**TASK STATEMENT:** Transcribe every line exactly and omit anything that is a picture.
☆ ☆ ☆ ☆
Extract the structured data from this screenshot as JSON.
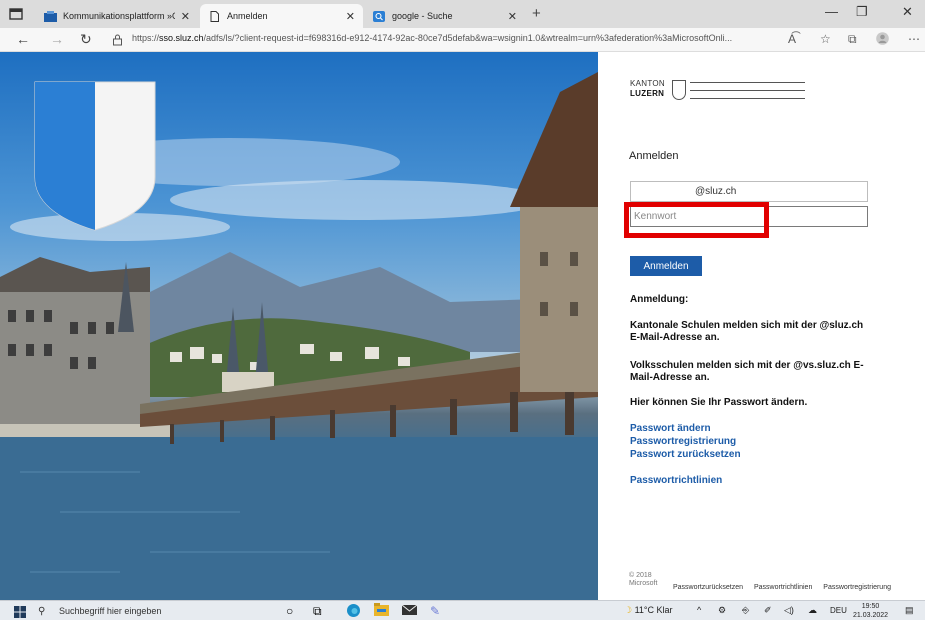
{
  "browser": {
    "tabs": [
      {
        "label": "Kommunikationsplattform »Offic",
        "favicon": "office-icon"
      },
      {
        "label": "Anmelden",
        "favicon": "page-icon"
      },
      {
        "label": "google - Suche",
        "favicon": "search-icon"
      }
    ],
    "new_tab": "+",
    "url_prefix": "https://",
    "url_host": "sso.sluz.ch",
    "url_rest": "/adfs/ls/?client-request-id=f698316d-e912-4174-92ac-80ce7d5defab&wa=wsignin1.0&wtrealm=urn%3afederation%3aMicrosoftOnli..."
  },
  "login": {
    "logo_top": "KANTON",
    "logo_bottom": "LUZERN",
    "title": "Anmelden",
    "email_value": "@sluz.ch",
    "password_placeholder": "Kennwort",
    "submit_label": "Anmelden",
    "info": {
      "heading": "Anmeldung:",
      "line1": "Kantonale Schulen melden sich mit der @sluz.ch E-Mail-Adresse an.",
      "line2": "Volksschulen melden sich mit der @vs.sluz.ch E-Mail-Adresse an.",
      "line3": "Hier können Sie Ihr Passwort ändern."
    },
    "links": [
      "Passwort ändern",
      "Passwortregistrierung",
      "Passwort zurücksetzen"
    ],
    "policy_link": "Passwortrichtlinien",
    "footer": {
      "year": "© 2018",
      "company": "Microsoft",
      "links": [
        "Passwortzurücksetzen",
        "Passwortrichtlinien",
        "Passwortregistrierung"
      ]
    }
  },
  "taskbar": {
    "search_placeholder": "Suchbegriff hier eingeben",
    "weather": "11°C  Klar",
    "lang": "DEU",
    "time": "19:50",
    "date": "21.03.2022"
  },
  "colors": {
    "accent": "#1d5ca8",
    "highlight": "#e10000",
    "shield_blue": "#2b7fd4"
  }
}
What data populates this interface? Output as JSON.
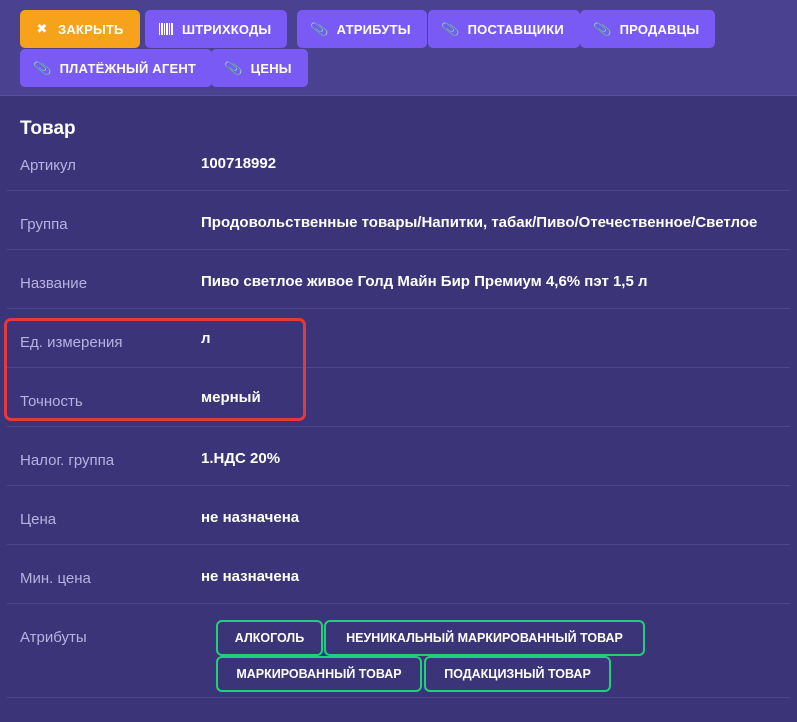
{
  "toolbar": {
    "close": "ЗАКРЫТЬ",
    "barcodes": "ШТРИХКОДЫ",
    "attributes": "АТРИБУТЫ",
    "suppliers": "ПОСТАВЩИКИ",
    "sellers": "ПРОДАВЦЫ",
    "payment_agent": "ПЛАТЁЖНЫЙ АГЕНТ",
    "prices": "ЦЕНЫ"
  },
  "section_title": "Товар",
  "fields": {
    "sku": {
      "label": "Артикул",
      "value": "100718992"
    },
    "group": {
      "label": "Группа",
      "value": "Продовольственные товары/Напитки, табак/Пиво/Отечественное/Светлое"
    },
    "name": {
      "label": "Название",
      "value": "Пиво светлое живое Голд Майн Бир Премиум 4,6% пэт 1,5 л"
    },
    "unit": {
      "label": "Ед. измерения",
      "value": "л"
    },
    "precision": {
      "label": "Точность",
      "value": "мерный"
    },
    "tax_group": {
      "label": "Налог. группа",
      "value": "1.НДС 20%"
    },
    "price": {
      "label": "Цена",
      "value": "не назначена"
    },
    "min_price": {
      "label": "Мин. цена",
      "value": "не назначена"
    },
    "attributes": {
      "label": "Атрибуты"
    }
  },
  "attribute_tags": [
    "АЛКОГОЛЬ",
    "НЕУНИКАЛЬНЫЙ МАРКИРОВАННЫЙ ТОВАР",
    "МАРКИРОВАННЫЙ ТОВАР",
    "ПОДАКЦИЗНЫЙ ТОВАР"
  ],
  "colors": {
    "background": "#3c3478",
    "toolbar": "#4a4290",
    "button": "#7a5af5",
    "close_button": "#f7a21b",
    "tag_border": "#1fcf7c",
    "highlight": "#e03a3a"
  }
}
☆ ☆ ☆ ☆
**EXPECTED ANSWER:**
Extract the structured data from this screenshot as JSON.
{
  "browser": {
    "tabs": [
      {
        "label": "Kommunikationsplattform »Offic",
        "favicon": "office-icon"
      },
      {
        "label": "Anmelden",
        "favicon": "page-icon"
      },
      {
        "label": "google - Suche",
        "favicon": "search-icon"
      }
    ],
    "new_tab": "+",
    "url_prefix": "https://",
    "url_host": "sso.sluz.ch",
    "url_rest": "/adfs/ls/?client-request-id=f698316d-e912-4174-92ac-80ce7d5defab&wa=wsignin1.0&wtrealm=urn%3afederation%3aMicrosoftOnli..."
  },
  "login": {
    "logo_top": "KANTON",
    "logo_bottom": "LUZERN",
    "title": "Anmelden",
    "email_value": "@sluz.ch",
    "password_placeholder": "Kennwort",
    "submit_label": "Anmelden",
    "info": {
      "heading": "Anmeldung:",
      "line1": "Kantonale Schulen melden sich mit der @sluz.ch E-Mail-Adresse an.",
      "line2": "Volksschulen melden sich mit der @vs.sluz.ch E-Mail-Adresse an.",
      "line3": "Hier können Sie Ihr Passwort ändern."
    },
    "links": [
      "Passwort ändern",
      "Passwortregistrierung",
      "Passwort zurücksetzen"
    ],
    "policy_link": "Passwortrichtlinien",
    "footer": {
      "year": "© 2018",
      "company": "Microsoft",
      "links": [
        "Passwortzurücksetzen",
        "Passwortrichtlinien",
        "Passwortregistrierung"
      ]
    }
  },
  "taskbar": {
    "search_placeholder": "Suchbegriff hier eingeben",
    "weather": "11°C  Klar",
    "lang": "DEU",
    "time": "19:50",
    "date": "21.03.2022"
  },
  "colors": {
    "accent": "#1d5ca8",
    "highlight": "#e10000",
    "shield_blue": "#2b7fd4"
  }
}
What data populates this interface? Output as JSON.
{
  "toolbar": {
    "close": "ЗАКРЫТЬ",
    "barcodes": "ШТРИХКОДЫ",
    "attributes": "АТРИБУТЫ",
    "suppliers": "ПОСТАВЩИКИ",
    "sellers": "ПРОДАВЦЫ",
    "payment_agent": "ПЛАТЁЖНЫЙ АГЕНТ",
    "prices": "ЦЕНЫ"
  },
  "section_title": "Товар",
  "fields": {
    "sku": {
      "label": "Артикул",
      "value": "100718992"
    },
    "group": {
      "label": "Группа",
      "value": "Продовольственные товары/Напитки, табак/Пиво/Отечественное/Светлое"
    },
    "name": {
      "label": "Название",
      "value": "Пиво светлое живое Голд Майн Бир Премиум 4,6% пэт 1,5 л"
    },
    "unit": {
      "label": "Ед. измерения",
      "value": "л"
    },
    "precision": {
      "label": "Точность",
      "value": "мерный"
    },
    "tax_group": {
      "label": "Налог. группа",
      "value": "1.НДС 20%"
    },
    "price": {
      "label": "Цена",
      "value": "не назначена"
    },
    "min_price": {
      "label": "Мин. цена",
      "value": "не назначена"
    },
    "attributes": {
      "label": "Атрибуты"
    }
  },
  "attribute_tags": [
    "АЛКОГОЛЬ",
    "НЕУНИКАЛЬНЫЙ МАРКИРОВАННЫЙ ТОВАР",
    "МАРКИРОВАННЫЙ ТОВАР",
    "ПОДАКЦИЗНЫЙ ТОВАР"
  ],
  "colors": {
    "background": "#3c3478",
    "toolbar": "#4a4290",
    "button": "#7a5af5",
    "close_button": "#f7a21b",
    "tag_border": "#1fcf7c",
    "highlight": "#e03a3a"
  }
}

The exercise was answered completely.